Set exercise – Search the data for the word "this" and copy every line where it occurs.

(Extracted records)
+===+
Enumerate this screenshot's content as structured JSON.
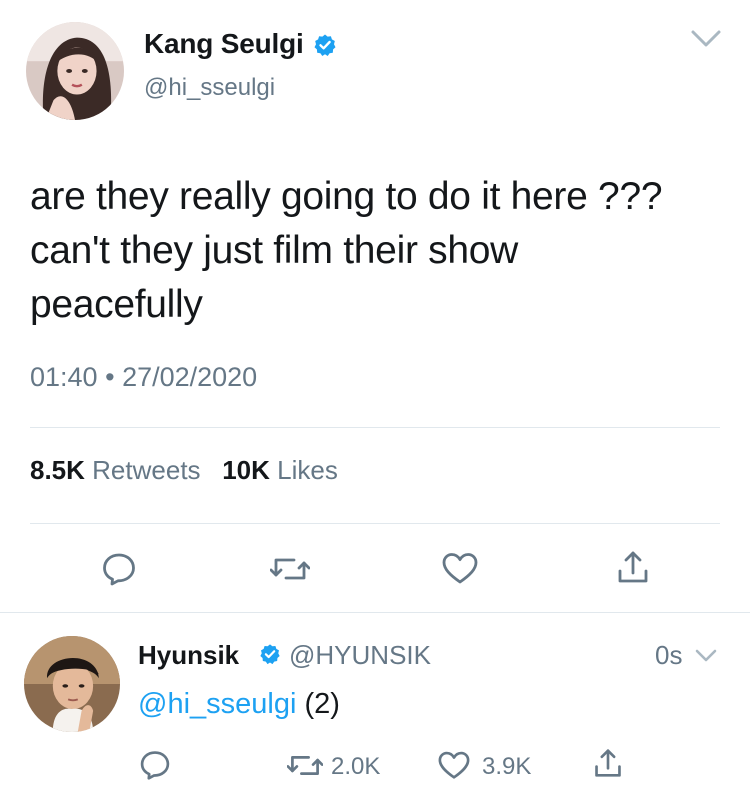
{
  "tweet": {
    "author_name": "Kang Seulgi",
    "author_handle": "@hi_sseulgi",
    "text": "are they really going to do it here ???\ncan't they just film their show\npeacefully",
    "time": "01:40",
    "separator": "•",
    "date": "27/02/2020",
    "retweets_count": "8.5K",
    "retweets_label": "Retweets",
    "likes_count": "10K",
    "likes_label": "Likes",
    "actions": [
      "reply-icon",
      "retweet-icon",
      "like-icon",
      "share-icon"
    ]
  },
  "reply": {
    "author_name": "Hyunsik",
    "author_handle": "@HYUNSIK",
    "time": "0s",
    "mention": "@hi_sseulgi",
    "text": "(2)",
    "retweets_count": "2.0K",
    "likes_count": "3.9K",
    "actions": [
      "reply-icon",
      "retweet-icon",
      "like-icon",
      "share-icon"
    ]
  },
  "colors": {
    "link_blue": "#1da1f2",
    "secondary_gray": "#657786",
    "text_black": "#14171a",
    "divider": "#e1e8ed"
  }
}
+===+
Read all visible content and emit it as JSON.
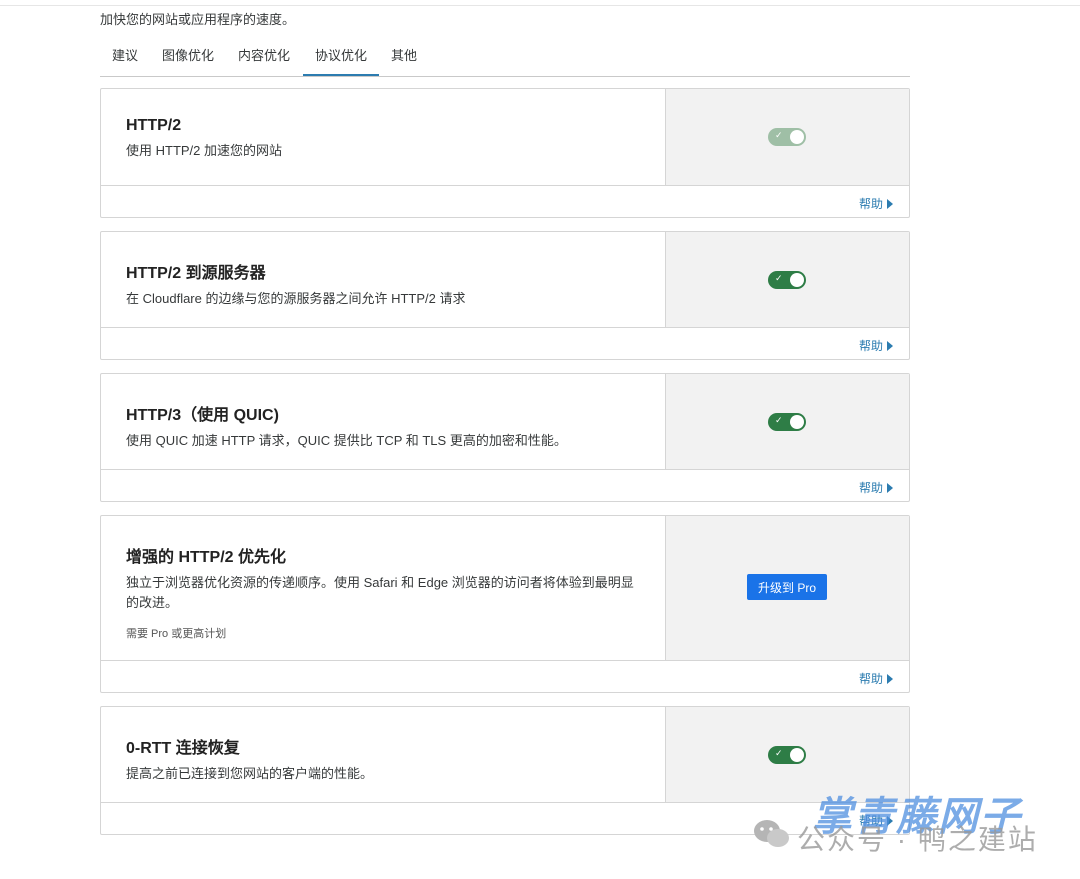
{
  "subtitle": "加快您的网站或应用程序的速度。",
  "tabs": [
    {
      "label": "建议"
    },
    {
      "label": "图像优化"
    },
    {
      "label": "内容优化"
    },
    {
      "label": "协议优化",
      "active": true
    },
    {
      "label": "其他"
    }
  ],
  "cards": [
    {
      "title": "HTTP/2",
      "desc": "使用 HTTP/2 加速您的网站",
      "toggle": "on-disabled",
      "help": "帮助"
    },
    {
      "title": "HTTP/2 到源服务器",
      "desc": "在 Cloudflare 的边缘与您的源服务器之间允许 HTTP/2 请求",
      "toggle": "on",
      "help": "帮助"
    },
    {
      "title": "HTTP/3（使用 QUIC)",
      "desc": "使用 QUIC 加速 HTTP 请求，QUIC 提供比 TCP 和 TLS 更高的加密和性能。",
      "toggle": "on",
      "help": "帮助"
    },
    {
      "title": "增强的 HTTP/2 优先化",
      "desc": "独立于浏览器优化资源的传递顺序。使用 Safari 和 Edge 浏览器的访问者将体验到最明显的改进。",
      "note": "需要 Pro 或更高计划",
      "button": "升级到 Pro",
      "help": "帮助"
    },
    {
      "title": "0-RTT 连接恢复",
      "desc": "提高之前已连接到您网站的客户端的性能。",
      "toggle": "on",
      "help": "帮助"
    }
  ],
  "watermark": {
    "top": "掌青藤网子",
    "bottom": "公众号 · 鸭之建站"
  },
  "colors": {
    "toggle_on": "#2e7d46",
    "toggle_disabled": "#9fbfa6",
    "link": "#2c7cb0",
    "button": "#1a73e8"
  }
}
+===+
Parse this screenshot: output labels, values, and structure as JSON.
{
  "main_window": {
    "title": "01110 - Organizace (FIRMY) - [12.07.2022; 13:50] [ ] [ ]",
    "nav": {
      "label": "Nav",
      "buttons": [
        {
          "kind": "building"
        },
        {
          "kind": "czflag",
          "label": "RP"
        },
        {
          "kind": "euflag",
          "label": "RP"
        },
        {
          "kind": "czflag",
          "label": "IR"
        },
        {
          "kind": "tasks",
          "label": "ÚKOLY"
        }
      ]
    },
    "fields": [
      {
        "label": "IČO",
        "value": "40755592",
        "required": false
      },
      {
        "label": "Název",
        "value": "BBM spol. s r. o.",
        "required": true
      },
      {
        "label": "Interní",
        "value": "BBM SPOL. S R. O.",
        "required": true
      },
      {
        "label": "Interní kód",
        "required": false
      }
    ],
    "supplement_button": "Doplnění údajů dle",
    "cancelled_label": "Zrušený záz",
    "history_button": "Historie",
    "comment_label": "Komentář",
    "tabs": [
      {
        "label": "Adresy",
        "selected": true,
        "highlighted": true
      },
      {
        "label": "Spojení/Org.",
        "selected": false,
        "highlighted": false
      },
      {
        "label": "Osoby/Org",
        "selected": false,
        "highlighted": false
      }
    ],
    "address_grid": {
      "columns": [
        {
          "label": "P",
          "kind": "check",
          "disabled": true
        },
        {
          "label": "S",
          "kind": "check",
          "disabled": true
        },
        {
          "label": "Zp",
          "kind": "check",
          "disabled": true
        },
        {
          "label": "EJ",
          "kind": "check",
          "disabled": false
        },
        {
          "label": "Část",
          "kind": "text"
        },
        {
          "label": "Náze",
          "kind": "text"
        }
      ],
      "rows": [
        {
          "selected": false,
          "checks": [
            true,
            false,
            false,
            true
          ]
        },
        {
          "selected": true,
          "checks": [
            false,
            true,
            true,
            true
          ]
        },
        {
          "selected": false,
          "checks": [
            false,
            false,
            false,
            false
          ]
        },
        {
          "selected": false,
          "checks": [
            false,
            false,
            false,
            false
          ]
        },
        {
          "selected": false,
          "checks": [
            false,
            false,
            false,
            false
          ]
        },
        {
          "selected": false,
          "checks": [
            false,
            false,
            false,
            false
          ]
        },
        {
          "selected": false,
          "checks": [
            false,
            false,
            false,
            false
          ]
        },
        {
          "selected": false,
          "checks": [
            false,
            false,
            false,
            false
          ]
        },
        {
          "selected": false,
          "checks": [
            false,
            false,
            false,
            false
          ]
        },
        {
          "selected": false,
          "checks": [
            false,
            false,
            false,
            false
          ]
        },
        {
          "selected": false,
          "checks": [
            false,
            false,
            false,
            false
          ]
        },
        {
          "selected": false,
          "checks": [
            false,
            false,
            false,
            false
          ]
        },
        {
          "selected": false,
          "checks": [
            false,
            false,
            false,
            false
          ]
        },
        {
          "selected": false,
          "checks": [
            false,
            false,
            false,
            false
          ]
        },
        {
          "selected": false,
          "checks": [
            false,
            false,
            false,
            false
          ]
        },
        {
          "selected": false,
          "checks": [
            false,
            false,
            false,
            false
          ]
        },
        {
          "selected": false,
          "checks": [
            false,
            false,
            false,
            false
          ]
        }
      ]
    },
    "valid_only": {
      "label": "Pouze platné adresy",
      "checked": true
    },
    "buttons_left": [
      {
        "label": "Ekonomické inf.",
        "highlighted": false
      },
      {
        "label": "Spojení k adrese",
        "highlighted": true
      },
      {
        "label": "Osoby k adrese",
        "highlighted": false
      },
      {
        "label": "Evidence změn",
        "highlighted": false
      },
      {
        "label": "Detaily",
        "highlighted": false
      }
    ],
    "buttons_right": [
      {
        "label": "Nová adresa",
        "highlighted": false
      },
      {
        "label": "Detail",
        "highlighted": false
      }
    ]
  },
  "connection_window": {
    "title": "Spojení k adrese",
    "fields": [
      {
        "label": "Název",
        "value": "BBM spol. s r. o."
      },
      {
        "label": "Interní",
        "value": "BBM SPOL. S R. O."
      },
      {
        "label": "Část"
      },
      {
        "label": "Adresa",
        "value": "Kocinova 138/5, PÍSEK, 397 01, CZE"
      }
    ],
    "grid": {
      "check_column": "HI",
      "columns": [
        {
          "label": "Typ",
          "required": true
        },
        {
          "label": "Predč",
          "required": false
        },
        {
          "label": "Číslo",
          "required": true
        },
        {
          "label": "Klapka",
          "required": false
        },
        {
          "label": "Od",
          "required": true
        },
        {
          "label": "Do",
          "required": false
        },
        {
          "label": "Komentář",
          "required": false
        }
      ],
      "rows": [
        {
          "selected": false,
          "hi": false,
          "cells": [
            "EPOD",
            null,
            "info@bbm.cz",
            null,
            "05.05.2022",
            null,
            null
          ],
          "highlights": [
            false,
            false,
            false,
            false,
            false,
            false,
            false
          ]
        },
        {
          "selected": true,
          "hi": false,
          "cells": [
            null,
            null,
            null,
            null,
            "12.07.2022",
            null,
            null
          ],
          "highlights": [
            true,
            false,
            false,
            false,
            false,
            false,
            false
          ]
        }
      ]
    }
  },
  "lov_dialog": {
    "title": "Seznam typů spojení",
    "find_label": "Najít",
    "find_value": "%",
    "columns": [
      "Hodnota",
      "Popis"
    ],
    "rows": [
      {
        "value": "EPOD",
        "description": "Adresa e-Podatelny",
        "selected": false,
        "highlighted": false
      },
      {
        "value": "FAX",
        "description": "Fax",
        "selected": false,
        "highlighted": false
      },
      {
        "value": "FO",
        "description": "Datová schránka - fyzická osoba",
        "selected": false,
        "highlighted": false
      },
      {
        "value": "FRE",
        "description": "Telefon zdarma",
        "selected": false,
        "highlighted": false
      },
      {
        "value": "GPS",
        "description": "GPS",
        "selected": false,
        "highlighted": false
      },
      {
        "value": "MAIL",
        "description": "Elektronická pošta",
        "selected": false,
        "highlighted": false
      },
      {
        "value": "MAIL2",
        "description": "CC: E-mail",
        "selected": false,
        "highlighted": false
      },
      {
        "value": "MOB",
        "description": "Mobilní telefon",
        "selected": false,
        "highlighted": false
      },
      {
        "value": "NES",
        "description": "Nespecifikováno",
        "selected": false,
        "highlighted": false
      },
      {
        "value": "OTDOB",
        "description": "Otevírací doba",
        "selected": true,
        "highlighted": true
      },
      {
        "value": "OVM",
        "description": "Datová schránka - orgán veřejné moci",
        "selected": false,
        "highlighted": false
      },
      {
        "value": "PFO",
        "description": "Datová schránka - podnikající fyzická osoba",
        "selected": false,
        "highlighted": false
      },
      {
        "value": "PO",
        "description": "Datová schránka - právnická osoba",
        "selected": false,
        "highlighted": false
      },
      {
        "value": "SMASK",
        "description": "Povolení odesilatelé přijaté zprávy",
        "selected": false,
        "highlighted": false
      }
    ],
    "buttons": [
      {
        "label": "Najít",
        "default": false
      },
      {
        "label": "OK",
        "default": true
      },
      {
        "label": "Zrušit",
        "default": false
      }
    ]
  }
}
+===+
Answer to the exercise –
Enumerate this screenshot's content as structured JSON.
Parse this screenshot: output labels, values, and structure as JSON.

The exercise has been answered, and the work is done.